RECORDED INFORMATION
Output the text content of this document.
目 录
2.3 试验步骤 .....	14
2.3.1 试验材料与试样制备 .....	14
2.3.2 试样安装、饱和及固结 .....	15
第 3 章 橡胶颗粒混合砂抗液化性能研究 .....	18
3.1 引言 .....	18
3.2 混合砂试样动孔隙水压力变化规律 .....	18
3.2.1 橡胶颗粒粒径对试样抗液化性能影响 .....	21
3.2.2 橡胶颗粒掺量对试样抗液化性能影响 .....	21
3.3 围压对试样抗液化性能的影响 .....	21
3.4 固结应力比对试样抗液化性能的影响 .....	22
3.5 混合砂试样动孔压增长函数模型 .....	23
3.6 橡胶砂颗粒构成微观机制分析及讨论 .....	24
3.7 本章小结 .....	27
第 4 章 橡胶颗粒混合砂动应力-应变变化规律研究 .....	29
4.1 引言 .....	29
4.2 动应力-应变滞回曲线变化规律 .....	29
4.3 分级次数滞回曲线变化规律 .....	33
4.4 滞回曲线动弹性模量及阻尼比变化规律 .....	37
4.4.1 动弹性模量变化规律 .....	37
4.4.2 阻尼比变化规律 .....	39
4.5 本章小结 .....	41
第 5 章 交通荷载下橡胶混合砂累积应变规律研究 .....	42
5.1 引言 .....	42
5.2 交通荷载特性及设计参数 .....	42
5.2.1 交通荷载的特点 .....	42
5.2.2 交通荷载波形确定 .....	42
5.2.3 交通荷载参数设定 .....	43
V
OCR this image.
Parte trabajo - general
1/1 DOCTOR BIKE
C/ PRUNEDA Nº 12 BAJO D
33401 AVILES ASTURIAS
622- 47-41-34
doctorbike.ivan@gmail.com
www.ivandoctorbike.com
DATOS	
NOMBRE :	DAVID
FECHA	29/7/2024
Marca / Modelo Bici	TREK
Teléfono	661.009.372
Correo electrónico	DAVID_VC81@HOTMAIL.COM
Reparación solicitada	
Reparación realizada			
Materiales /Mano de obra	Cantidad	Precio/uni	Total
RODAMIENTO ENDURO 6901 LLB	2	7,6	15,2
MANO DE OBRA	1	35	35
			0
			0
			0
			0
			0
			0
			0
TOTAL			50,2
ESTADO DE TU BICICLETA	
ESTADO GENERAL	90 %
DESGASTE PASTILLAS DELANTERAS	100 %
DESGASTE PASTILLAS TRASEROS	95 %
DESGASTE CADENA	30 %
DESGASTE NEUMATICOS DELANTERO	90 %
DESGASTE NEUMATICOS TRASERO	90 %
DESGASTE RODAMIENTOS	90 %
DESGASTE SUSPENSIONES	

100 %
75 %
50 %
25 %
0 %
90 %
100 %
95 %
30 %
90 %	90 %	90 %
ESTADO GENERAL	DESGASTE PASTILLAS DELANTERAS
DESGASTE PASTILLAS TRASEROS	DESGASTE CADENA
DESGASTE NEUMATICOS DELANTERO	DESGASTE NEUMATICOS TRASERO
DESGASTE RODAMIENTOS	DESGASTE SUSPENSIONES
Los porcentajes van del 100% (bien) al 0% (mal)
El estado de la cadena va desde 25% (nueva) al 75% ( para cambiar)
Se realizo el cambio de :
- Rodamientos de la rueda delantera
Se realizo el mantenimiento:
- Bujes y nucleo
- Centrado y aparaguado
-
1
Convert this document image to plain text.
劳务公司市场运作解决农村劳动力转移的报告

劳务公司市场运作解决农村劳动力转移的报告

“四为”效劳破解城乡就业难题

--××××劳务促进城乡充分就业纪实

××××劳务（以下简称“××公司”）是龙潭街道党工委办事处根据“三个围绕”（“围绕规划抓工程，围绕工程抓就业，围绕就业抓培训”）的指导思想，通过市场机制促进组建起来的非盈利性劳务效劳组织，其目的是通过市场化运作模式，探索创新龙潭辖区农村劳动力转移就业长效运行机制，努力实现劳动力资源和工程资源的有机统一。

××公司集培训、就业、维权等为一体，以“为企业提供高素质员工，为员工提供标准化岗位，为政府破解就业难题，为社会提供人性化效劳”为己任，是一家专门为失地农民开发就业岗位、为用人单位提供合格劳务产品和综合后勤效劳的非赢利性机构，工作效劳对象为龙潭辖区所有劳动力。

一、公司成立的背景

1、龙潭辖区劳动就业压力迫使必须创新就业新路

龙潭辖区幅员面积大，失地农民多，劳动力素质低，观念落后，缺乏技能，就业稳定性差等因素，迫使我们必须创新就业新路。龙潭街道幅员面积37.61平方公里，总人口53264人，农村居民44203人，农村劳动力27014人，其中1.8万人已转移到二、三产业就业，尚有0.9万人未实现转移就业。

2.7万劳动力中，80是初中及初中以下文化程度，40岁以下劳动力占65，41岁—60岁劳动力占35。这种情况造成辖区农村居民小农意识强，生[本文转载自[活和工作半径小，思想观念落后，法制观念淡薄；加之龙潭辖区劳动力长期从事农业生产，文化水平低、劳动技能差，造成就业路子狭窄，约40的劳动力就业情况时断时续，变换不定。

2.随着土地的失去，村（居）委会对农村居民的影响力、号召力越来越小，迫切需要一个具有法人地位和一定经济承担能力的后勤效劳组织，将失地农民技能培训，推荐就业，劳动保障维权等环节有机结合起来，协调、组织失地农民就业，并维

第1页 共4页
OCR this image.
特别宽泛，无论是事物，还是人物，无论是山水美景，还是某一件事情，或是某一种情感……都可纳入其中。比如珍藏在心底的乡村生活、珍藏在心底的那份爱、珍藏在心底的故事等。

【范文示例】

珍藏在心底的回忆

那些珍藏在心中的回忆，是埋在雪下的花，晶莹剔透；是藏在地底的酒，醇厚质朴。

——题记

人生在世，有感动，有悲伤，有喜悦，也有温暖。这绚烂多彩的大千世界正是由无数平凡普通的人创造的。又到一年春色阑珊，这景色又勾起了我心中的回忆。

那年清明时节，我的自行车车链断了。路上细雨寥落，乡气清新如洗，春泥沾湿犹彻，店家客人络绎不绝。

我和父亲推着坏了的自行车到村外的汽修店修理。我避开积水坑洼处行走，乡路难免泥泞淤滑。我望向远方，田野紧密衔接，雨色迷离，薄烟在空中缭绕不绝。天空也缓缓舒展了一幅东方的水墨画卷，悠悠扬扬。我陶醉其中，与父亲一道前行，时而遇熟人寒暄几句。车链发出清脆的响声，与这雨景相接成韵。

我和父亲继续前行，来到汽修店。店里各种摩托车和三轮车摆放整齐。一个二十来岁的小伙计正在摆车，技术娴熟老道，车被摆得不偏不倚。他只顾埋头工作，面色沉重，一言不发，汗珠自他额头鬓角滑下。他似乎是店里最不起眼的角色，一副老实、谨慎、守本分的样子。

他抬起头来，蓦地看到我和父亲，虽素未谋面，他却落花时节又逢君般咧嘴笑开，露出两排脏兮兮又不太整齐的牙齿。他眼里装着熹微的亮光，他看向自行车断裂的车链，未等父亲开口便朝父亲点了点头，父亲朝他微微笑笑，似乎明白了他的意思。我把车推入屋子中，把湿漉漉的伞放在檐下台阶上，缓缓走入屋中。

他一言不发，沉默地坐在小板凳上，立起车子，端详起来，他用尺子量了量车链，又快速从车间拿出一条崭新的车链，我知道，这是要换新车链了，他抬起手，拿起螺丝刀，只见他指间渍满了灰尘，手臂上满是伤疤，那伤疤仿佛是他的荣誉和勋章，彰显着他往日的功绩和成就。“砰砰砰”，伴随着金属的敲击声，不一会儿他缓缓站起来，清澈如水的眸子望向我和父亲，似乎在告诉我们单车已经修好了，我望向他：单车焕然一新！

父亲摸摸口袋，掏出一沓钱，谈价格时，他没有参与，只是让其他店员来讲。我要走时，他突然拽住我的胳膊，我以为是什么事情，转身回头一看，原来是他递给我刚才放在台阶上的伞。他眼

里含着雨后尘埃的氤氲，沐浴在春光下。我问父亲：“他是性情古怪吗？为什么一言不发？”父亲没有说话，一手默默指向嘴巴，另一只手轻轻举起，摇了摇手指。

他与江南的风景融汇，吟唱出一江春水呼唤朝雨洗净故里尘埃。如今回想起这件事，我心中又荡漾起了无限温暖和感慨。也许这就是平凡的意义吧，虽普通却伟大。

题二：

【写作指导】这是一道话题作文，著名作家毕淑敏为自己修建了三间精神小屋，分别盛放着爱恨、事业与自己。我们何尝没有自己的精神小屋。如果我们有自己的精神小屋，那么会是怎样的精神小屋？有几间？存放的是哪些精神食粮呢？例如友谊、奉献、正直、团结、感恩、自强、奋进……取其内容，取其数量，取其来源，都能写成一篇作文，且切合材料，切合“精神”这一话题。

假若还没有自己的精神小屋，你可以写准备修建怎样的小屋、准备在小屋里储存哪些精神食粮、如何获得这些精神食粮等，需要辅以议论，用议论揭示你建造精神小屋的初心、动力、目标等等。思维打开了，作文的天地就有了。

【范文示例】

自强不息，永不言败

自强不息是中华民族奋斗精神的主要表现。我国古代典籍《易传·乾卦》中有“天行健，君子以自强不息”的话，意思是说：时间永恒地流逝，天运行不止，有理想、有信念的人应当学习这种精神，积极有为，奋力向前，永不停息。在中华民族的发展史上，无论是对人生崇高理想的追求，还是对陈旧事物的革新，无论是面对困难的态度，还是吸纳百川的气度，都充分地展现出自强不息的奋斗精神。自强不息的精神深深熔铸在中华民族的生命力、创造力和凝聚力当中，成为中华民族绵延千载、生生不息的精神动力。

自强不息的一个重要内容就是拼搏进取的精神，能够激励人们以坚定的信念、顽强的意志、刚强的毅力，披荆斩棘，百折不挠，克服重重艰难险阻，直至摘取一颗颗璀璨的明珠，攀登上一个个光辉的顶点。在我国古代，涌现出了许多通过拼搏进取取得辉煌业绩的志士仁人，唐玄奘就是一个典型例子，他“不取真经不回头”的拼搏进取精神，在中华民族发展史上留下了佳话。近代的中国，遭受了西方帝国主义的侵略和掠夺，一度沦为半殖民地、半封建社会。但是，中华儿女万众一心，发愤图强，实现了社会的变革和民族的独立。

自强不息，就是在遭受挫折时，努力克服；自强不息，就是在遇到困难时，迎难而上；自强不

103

INSTRUCTIONS TO FOLLOW
Search the data for the string "this". List each line that has it.

COMPLETED TASK
Output the text content of this document.
OCR this image.
Convert this document image to plain text.
OCR this image.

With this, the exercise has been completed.